* **STATED PROBLEM**
Going through the material below, please gather all lines with the word "vehicle" in them.
═════ SOURCE MATERIAL
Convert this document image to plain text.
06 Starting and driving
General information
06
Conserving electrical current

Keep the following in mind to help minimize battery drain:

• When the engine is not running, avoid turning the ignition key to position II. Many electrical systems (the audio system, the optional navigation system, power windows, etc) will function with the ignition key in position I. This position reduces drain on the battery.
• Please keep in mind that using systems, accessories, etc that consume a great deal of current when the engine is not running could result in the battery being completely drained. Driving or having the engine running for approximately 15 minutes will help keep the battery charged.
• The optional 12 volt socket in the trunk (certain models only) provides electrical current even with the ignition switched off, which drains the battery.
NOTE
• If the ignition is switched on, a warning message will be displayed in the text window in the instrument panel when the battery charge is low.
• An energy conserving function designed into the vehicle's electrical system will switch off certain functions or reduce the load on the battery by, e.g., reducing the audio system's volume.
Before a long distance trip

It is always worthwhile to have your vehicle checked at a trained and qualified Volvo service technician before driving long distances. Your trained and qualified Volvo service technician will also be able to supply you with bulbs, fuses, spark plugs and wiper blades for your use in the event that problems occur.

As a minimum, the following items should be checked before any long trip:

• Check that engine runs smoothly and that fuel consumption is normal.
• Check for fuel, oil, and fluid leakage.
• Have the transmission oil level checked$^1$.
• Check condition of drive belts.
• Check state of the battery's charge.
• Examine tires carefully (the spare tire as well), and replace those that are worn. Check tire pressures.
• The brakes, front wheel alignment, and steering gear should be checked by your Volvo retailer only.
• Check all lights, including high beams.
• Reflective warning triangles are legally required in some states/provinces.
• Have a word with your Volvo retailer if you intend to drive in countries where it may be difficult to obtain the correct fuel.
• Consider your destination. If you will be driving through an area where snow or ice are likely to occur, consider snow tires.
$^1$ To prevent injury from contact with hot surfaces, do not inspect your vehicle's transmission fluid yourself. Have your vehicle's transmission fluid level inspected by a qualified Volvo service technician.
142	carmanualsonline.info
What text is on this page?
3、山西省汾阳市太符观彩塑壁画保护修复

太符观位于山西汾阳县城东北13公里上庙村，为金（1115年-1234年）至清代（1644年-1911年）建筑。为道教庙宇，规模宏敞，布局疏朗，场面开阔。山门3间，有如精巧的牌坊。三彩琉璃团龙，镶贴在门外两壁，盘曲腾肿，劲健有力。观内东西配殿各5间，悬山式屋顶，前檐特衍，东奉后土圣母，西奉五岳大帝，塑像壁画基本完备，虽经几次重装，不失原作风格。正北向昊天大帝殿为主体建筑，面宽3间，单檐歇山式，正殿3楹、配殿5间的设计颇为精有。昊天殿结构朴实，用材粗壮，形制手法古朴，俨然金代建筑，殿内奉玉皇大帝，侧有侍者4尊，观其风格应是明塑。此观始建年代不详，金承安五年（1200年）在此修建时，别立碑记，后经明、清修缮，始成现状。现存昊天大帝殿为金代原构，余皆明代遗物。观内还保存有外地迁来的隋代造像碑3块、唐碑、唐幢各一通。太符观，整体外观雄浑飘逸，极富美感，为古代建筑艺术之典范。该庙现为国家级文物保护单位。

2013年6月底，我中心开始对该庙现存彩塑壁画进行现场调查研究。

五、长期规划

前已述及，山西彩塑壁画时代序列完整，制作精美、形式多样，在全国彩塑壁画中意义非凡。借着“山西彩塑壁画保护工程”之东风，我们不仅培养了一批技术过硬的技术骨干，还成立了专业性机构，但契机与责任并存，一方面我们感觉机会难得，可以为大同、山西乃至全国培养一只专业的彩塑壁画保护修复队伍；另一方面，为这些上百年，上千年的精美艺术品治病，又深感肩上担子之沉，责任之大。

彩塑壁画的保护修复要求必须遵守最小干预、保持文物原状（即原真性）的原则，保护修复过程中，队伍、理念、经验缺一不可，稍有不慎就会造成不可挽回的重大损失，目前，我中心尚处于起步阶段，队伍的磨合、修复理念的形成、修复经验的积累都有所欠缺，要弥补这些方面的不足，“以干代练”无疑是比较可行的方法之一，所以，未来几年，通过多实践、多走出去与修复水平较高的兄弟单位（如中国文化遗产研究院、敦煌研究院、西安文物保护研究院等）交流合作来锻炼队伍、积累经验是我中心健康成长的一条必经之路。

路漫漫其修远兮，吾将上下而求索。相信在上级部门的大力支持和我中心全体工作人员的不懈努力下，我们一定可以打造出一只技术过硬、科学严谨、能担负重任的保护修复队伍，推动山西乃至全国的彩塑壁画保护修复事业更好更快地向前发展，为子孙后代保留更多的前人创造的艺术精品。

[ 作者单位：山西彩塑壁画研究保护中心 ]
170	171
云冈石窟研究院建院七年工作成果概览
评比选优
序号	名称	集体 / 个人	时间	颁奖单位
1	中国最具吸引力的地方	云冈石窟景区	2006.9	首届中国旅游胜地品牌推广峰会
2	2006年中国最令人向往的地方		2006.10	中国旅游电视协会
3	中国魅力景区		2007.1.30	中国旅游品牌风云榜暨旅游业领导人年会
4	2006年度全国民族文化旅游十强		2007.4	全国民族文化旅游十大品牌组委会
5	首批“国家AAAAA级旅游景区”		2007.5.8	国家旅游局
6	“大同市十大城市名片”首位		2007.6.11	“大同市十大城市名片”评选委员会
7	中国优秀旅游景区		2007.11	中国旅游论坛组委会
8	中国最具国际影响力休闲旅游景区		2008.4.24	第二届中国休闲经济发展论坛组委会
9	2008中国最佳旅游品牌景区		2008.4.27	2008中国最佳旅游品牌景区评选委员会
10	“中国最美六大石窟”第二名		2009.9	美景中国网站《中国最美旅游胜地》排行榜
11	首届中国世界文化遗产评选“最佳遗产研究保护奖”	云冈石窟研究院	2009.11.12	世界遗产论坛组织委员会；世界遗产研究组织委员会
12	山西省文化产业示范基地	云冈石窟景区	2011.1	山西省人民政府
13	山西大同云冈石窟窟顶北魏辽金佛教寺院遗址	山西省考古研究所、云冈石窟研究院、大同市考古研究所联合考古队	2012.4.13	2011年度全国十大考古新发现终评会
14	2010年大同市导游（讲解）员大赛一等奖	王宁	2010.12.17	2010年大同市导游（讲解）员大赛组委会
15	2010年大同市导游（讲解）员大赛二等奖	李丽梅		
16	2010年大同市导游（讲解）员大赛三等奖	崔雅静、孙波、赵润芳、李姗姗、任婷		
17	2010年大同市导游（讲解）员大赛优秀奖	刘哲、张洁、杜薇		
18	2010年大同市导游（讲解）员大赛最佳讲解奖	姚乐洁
══════════
* **TASK RESULT**
• An energy conserving function designed into the vehicle's electrical system will switch off certain functions or reduce the load on the battery by, e.g., reducing the audio system's volume.
It is always worthwhile to have your vehicle checked at a trained and qualified Volvo service technician before driving long distances. Your trained and qualified Volvo service technician will also be able to supply you with bulbs, fuses, spark plugs and wiper blades for your use in the event that problems occur.
$^1$ To prevent injury from contact with hot surfaces, do not inspect your vehicle's transmission fluid yourself. Have your vehicle's transmission fluid level inspected by a qualified Volvo service technician.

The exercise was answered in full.